## START MATERIAL TO PROCESS

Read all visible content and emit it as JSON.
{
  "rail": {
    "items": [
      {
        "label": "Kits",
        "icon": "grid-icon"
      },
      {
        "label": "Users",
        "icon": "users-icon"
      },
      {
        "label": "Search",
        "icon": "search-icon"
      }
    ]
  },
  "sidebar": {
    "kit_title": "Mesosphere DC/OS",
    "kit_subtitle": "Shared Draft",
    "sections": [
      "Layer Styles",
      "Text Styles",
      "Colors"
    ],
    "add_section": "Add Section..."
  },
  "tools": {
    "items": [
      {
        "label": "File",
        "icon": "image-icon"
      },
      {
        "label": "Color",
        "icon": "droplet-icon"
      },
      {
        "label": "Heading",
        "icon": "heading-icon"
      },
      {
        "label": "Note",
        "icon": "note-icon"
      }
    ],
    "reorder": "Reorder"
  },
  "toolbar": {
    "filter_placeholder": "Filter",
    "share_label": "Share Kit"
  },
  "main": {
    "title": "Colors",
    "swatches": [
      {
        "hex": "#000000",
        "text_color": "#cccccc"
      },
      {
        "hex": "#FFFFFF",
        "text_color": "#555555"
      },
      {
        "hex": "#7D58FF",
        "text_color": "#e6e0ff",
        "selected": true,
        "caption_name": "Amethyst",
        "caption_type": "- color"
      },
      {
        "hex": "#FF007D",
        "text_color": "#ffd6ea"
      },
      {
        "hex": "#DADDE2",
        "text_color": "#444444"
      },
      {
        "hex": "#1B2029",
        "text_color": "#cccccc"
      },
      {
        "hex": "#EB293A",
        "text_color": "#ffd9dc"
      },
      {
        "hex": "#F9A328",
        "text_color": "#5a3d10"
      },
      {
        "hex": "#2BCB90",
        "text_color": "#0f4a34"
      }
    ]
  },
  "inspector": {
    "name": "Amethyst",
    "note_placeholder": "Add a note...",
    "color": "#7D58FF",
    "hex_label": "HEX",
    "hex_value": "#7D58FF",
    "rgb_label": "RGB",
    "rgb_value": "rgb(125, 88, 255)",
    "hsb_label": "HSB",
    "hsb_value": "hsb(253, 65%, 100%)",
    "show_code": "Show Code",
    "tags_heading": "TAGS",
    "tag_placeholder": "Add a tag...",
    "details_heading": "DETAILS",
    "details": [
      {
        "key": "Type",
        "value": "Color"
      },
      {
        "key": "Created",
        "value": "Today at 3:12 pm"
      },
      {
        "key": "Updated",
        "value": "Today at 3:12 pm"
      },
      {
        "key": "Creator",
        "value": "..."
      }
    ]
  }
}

## END MATERIAL TO PROCESS
## START MATERIAL TO PROCESS

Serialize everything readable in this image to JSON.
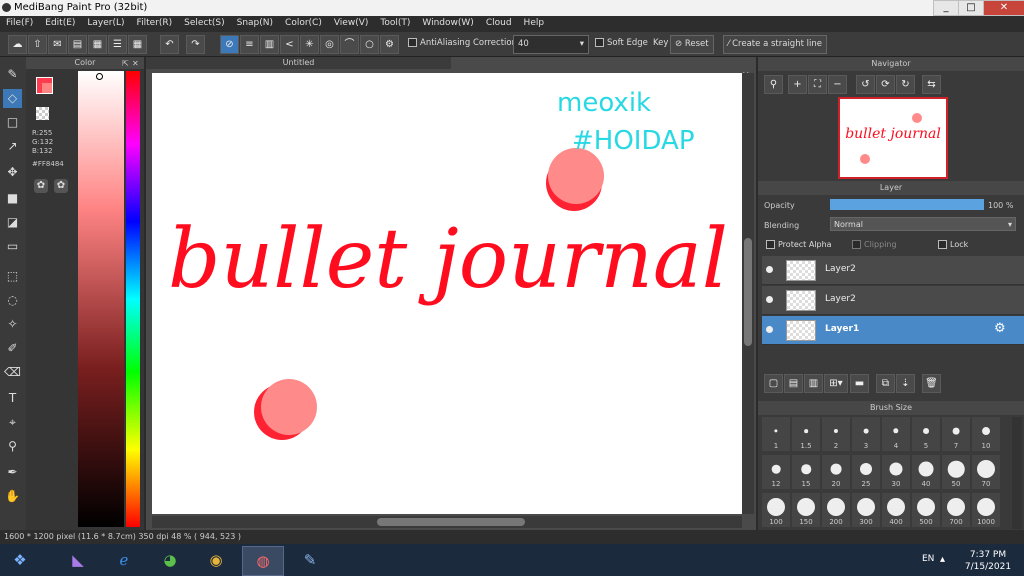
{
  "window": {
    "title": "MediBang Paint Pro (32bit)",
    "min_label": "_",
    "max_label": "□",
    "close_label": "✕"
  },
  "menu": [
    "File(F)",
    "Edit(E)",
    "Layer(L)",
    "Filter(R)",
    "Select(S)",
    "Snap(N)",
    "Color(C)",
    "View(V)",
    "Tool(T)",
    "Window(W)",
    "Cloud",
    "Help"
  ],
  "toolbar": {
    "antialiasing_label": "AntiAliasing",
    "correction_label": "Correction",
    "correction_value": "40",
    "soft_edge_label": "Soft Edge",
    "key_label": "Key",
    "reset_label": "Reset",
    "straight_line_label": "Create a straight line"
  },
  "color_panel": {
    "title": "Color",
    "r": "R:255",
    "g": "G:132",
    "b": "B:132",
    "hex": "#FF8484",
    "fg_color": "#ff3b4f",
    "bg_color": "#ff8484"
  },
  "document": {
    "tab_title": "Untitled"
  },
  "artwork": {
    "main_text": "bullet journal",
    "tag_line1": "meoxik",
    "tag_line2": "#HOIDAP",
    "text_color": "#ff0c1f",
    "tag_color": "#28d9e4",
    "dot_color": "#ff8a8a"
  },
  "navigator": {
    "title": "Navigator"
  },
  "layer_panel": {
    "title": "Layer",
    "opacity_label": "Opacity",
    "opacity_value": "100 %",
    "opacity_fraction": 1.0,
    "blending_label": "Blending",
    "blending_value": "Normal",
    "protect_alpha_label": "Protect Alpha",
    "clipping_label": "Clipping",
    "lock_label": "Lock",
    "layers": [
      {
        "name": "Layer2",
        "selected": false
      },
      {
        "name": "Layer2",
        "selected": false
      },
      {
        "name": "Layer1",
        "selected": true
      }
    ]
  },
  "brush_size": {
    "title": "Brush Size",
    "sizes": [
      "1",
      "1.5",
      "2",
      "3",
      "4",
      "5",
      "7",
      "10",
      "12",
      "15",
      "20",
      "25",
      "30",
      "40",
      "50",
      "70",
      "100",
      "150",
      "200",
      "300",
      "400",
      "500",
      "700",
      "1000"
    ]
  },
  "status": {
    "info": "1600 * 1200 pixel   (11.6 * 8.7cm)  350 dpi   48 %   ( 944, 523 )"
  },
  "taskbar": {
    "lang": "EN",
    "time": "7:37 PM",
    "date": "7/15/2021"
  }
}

## END MATERIAL TO PROCESS

STATED TASK: Lines that hold "JSON" are the ones to copy; find all of them.

OUTPUT FOR THIS EXERCISE:
Read all visible content and emit it as JSON.
Serialize everything readable in this image to JSON.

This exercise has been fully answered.